:: RECORDS FOR THIS EXERCISE
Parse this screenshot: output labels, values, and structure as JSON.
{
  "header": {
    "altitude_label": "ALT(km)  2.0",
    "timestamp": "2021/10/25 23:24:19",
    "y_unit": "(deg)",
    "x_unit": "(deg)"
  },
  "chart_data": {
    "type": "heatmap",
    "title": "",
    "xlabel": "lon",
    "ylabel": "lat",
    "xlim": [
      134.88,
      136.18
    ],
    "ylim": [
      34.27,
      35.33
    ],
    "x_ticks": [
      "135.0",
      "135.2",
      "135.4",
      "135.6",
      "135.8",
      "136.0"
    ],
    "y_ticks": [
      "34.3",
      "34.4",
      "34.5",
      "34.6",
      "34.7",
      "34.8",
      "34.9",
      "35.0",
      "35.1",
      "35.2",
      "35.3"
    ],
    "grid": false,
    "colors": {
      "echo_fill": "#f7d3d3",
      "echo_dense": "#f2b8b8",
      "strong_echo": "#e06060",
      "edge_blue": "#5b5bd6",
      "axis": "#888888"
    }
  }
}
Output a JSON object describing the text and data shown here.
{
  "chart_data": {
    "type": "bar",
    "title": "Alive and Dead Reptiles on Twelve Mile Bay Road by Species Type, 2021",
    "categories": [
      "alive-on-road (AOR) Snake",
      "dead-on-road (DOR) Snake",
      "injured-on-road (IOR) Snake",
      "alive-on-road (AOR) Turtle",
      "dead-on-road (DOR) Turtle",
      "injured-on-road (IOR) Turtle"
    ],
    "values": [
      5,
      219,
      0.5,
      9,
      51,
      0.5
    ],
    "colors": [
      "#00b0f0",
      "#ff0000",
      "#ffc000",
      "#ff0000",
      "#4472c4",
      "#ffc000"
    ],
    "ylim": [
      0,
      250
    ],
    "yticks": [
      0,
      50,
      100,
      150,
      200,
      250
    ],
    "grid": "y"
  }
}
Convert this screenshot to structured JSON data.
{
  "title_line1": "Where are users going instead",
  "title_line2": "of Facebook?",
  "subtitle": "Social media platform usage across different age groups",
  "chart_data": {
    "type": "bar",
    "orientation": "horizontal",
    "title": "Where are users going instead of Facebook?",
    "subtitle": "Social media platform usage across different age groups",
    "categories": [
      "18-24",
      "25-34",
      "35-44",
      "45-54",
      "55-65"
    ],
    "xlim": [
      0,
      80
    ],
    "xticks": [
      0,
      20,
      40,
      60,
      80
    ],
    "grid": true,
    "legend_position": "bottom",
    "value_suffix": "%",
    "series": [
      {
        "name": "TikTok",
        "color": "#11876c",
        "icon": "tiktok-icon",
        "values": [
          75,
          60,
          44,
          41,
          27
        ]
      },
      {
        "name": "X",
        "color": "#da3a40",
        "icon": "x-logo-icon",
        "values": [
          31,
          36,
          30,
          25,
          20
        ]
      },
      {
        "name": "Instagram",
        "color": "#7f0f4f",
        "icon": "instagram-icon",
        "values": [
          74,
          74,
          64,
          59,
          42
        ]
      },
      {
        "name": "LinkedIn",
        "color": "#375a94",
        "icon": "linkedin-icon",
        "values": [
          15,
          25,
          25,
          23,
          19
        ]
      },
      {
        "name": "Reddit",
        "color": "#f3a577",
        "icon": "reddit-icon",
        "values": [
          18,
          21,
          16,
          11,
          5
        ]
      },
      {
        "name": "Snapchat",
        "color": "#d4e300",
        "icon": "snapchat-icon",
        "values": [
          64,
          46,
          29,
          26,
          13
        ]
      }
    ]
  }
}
::::
■ EXERCISE TASK: Copy out the full set of records precisely, leaving nothing out.

■ ANSWER TO THE TASK:
Parse this screenshot: output labels, values, and structure as JSON.
{
  "header": {
    "altitude_label": "ALT(km)  2.0",
    "timestamp": "2021/10/25 23:24:19",
    "y_unit": "(deg)",
    "x_unit": "(deg)"
  },
  "chart_data": {
    "type": "heatmap",
    "title": "",
    "xlabel": "lon",
    "ylabel": "lat",
    "xlim": [
      134.88,
      136.18
    ],
    "ylim": [
      34.27,
      35.33
    ],
    "x_ticks": [
      "135.0",
      "135.2",
      "135.4",
      "135.6",
      "135.8",
      "136.0"
    ],
    "y_ticks": [
      "34.3",
      "34.4",
      "34.5",
      "34.6",
      "34.7",
      "34.8",
      "34.9",
      "35.0",
      "35.1",
      "35.2",
      "35.3"
    ],
    "grid": false,
    "colors": {
      "echo_fill": "#f7d3d3",
      "echo_dense": "#f2b8b8",
      "strong_echo": "#e06060",
      "edge_blue": "#5b5bd6",
      "axis": "#888888"
    }
  }
}
Output a JSON object describing the text and data shown here.
{
  "chart_data": {
    "type": "bar",
    "title": "Alive and Dead Reptiles on Twelve Mile Bay Road by Species Type, 2021",
    "categories": [
      "alive-on-road (AOR) Snake",
      "dead-on-road (DOR) Snake",
      "injured-on-road (IOR) Snake",
      "alive-on-road (AOR) Turtle",
      "dead-on-road (DOR) Turtle",
      "injured-on-road (IOR) Turtle"
    ],
    "values": [
      5,
      219,
      0.5,
      9,
      51,
      0.5
    ],
    "colors": [
      "#00b0f0",
      "#ff0000",
      "#ffc000",
      "#ff0000",
      "#4472c4",
      "#ffc000"
    ],
    "ylim": [
      0,
      250
    ],
    "yticks": [
      0,
      50,
      100,
      150,
      200,
      250
    ],
    "grid": "y"
  }
}
Convert this screenshot to structured JSON data.
{
  "title_line1": "Where are users going instead",
  "title_line2": "of Facebook?",
  "subtitle": "Social media platform usage across different age groups",
  "chart_data": {
    "type": "bar",
    "orientation": "horizontal",
    "title": "Where are users going instead of Facebook?",
    "subtitle": "Social media platform usage across different age groups",
    "categories": [
      "18-24",
      "25-34",
      "35-44",
      "45-54",
      "55-65"
    ],
    "xlim": [
      0,
      80
    ],
    "xticks": [
      0,
      20,
      40,
      60,
      80
    ],
    "grid": true,
    "legend_position": "bottom",
    "value_suffix": "%",
    "series": [
      {
        "name": "TikTok",
        "color": "#11876c",
        "icon": "tiktok-icon",
        "values": [
          75,
          60,
          44,
          41,
          27
        ]
      },
      {
        "name": "X",
        "color": "#da3a40",
        "icon": "x-logo-icon",
        "values": [
          31,
          36,
          30,
          25,
          20
        ]
      },
      {
        "name": "Instagram",
        "color": "#7f0f4f",
        "icon": "instagram-icon",
        "values": [
          74,
          74,
          64,
          59,
          42
        ]
      },
      {
        "name": "LinkedIn",
        "color": "#375a94",
        "icon": "linkedin-icon",
        "values": [
          15,
          25,
          25,
          23,
          19
        ]
      },
      {
        "name": "Reddit",
        "color": "#f3a577",
        "icon": "reddit-icon",
        "values": [
          18,
          21,
          16,
          11,
          5
        ]
      },
      {
        "name": "Snapchat",
        "color": "#d4e300",
        "icon": "snapchat-icon",
        "values": [
          64,
          46,
          29,
          26,
          13
        ]
      }
    ]
  }
}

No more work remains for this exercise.